(The records)
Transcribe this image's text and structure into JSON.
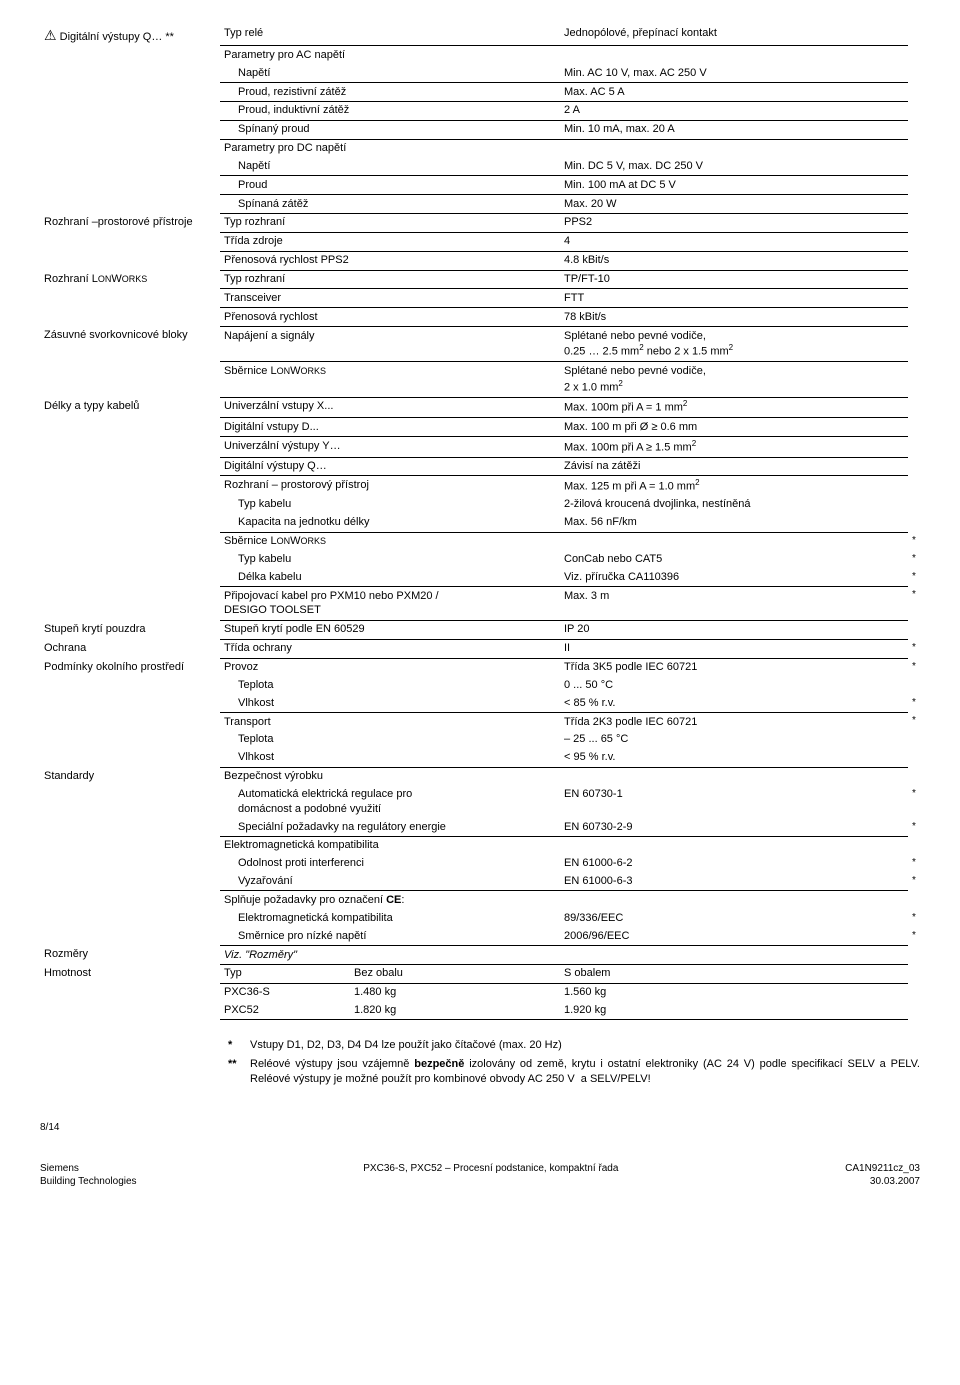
{
  "sections": {
    "digital_outputs": {
      "label": "Digitální výstupy Q… **",
      "rows": [
        {
          "l": "Typ relé",
          "r": "Jednopólové, přepínací kontakt"
        },
        {
          "l": "Parametry pro AC napětí",
          "r": "",
          "no_uline": true
        },
        {
          "l": "Napětí",
          "r": "Min. AC 10 V, max. AC 250 V",
          "indent": 1
        },
        {
          "l": "Proud, rezistivní zátěž",
          "r": "Max. AC 5 A",
          "indent": 1
        },
        {
          "l": "Proud, induktivní zátěž",
          "r": "2 A",
          "indent": 1
        },
        {
          "l": "Spínaný proud",
          "r": "Min. 10 mA, max. 20 A",
          "indent": 1
        },
        {
          "l": "Parametry pro DC napětí",
          "r": "",
          "no_uline": true
        },
        {
          "l": "Napětí",
          "r": "Min. DC 5 V, max. DC 250 V",
          "indent": 1
        },
        {
          "l": "Proud",
          "r": "Min. 100 mA at DC 5 V",
          "indent": 1
        },
        {
          "l": "Spínaná zátěž",
          "r": "Max. 20 W",
          "indent": 1
        }
      ]
    },
    "room_interface": {
      "label": "Rozhraní –prostorové přístroje",
      "rows": [
        {
          "l": "Typ rozhraní",
          "r": "PPS2"
        },
        {
          "l": "Třída zdroje",
          "r": "4"
        },
        {
          "l": "Přenosová rychlost  PPS2",
          "r": "4.8 kBit/s"
        }
      ]
    },
    "lonworks": {
      "label": "Rozhraní LONWORKS",
      "rows": [
        {
          "l": "Typ rozhraní",
          "r": "TP/FT-10"
        },
        {
          "l": "Transceiver",
          "r": "FTT"
        },
        {
          "l": "Přenosová rychlost",
          "r": "78 kBit/s"
        }
      ]
    },
    "terminals": {
      "label": "Zásuvné svorkovnicové bloky",
      "rows": [
        {
          "l": "Napájení a signály",
          "r": "Splétané nebo pevné vodiče,\n  0.25 … 2.5 mm² nebo 2 x 1.5 mm²"
        },
        {
          "l": "Sběrnice LONWORKS",
          "r": "Splétané nebo pevné vodiče,\n  2 x 1.0 mm²"
        }
      ]
    },
    "cables": {
      "label": "Délky a typy kabelů",
      "rows": [
        {
          "l": "Univerzální vstupy X...",
          "r": "Max. 100m při A  = 1 mm²"
        },
        {
          "l": "Digitální vstupy D...",
          "r": "Max. 100 m při Ø ≥ 0.6 mm"
        },
        {
          "l": "Univerzální výstupy Y…",
          "r": "Max. 100m při A ≥ 1.5 mm²"
        },
        {
          "l": "Digitální výstupy Q…",
          "r": "Závisí na zátěži"
        },
        {
          "l": "Rozhraní – prostorový přístroj",
          "r": "Max. 125 m při A = 1.0 mm²",
          "no_uline": true
        },
        {
          "l": "Typ kabelu",
          "r": "2-žilová kroucená dvojlinka, nestíněná",
          "indent": 1,
          "no_uline": true
        },
        {
          "l": "Kapacita na jednotku délky",
          "r": "Max. 56 nF/km",
          "indent": 1
        },
        {
          "l": "Sběrnice LONWORKS",
          "r": "",
          "no_uline": true,
          "star": "*"
        },
        {
          "l": "Typ kabelu",
          "r": "ConCab nebo CAT5",
          "indent": 1,
          "no_uline": true,
          "star": "*"
        },
        {
          "l": "Délka kabelu",
          "r": "Viz. příručka CA110396",
          "indent": 1,
          "star": "*"
        },
        {
          "l": "Připojovací kabel pro PXM10 nebo PXM20 /\n DESIGO TOOLSET",
          "r": "Max. 3 m",
          "star": "*"
        }
      ]
    },
    "housing": {
      "label": "Stupeň krytí pouzdra",
      "rows": [
        {
          "l": "Stupeň krytí podle EN 60529",
          "r": "IP 20"
        }
      ]
    },
    "protection": {
      "label": "Ochrana",
      "rows": [
        {
          "l": "Třída ochrany",
          "r": "II",
          "star": "*"
        }
      ]
    },
    "env": {
      "label": "Podmínky okolního prostředí",
      "rows": [
        {
          "l": "Provoz",
          "r": "Třída 3K5 podle IEC 60721",
          "no_uline": true,
          "star": "*"
        },
        {
          "l": "Teplota",
          "r": "0 ... 50 °C",
          "indent": 1,
          "no_uline": true
        },
        {
          "l": "Vlhkost",
          "r": "< 85 % r.v.",
          "indent": 1,
          "star": "*"
        },
        {
          "l": "Transport",
          "r": "Třída 2K3 podle IEC 60721",
          "no_uline": true,
          "star": "*"
        },
        {
          "l": "Teplota",
          "r": "– 25 ... 65 °C",
          "indent": 1,
          "no_uline": true
        },
        {
          "l": "Vlhkost",
          "r": "< 95 % r.v.",
          "indent": 1
        }
      ]
    },
    "standards": {
      "label": "Standardy",
      "rows": [
        {
          "l": "Bezpečnost výrobku",
          "r": "",
          "no_uline": true
        },
        {
          "l": "Automatická elektrická regulace pro\ndomácnost a podobné využití",
          "r": "EN 60730-1",
          "indent": 1,
          "no_uline": true,
          "star": "*"
        },
        {
          "l": "Speciální požadavky na regulátory energie",
          "r": "EN 60730-2-9",
          "indent": 1,
          "star": "*"
        },
        {
          "l": "Elektromagnetická kompatibilita",
          "r": "",
          "no_uline": true
        },
        {
          "l": "Odolnost proti interferenci",
          "r": "EN 61000-6-2",
          "indent": 1,
          "no_uline": true,
          "star": "*"
        },
        {
          "l": "Vyzařování",
          "r": "EN 61000-6-3",
          "indent": 1,
          "star": "*"
        },
        {
          "l": "Splňuje požadavky pro označení CE:",
          "r": "",
          "no_uline": true
        },
        {
          "l": "Elektromagnetická kompatibilita",
          "r": "89/336/EEC",
          "indent": 1,
          "no_uline": true,
          "star": "*"
        },
        {
          "l": "Směrnice pro nízké napětí",
          "r": "2006/96/EEC",
          "indent": 1,
          "star": "*"
        }
      ]
    },
    "dims": {
      "label": "Rozměry",
      "rows": [
        {
          "l": "Viz. \"Rozměry\"",
          "r": "",
          "italic": true
        }
      ]
    }
  },
  "weight": {
    "label": "Hmotnost",
    "header": {
      "c1": "Typ",
      "c2": "Bez obalu",
      "c3": "S obalem"
    },
    "rows": [
      {
        "c1": "PXC36-S",
        "c2": "1.480 kg",
        "c3": "1.560 kg"
      },
      {
        "c1": "PXC52",
        "c2": "1.820 kg",
        "c3": "1.920 kg"
      }
    ]
  },
  "footnotes": {
    "f1": {
      "mark": "*",
      "text": "Vstupy D1, D2, D3, D4 D4 lze použít jako čítačové (max. 20 Hz)"
    },
    "f2": {
      "mark": "**",
      "text": "Reléové výstupy jsou vzájemně bezpečně izolovány od země, krytu i ostatní elektroniky (AC 24 V) podle specifikací SELV a PELV. Reléové výstupy je možné použít pro kombinové obvody AC 250 V  a SELV/PELV!"
    }
  },
  "footer": {
    "page": "8/14",
    "left1": "Siemens",
    "left2": "Building Technologies",
    "center": "PXC36-S, PXC52 – Procesní podstanice, kompaktní řada",
    "right1": "CA1N9211cz_03",
    "right2": "30.03.2007"
  }
}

(Given task) In the entries above, how many lines hold the word "Třída"? State the number and nothing else.

(Solution to the exercise) 4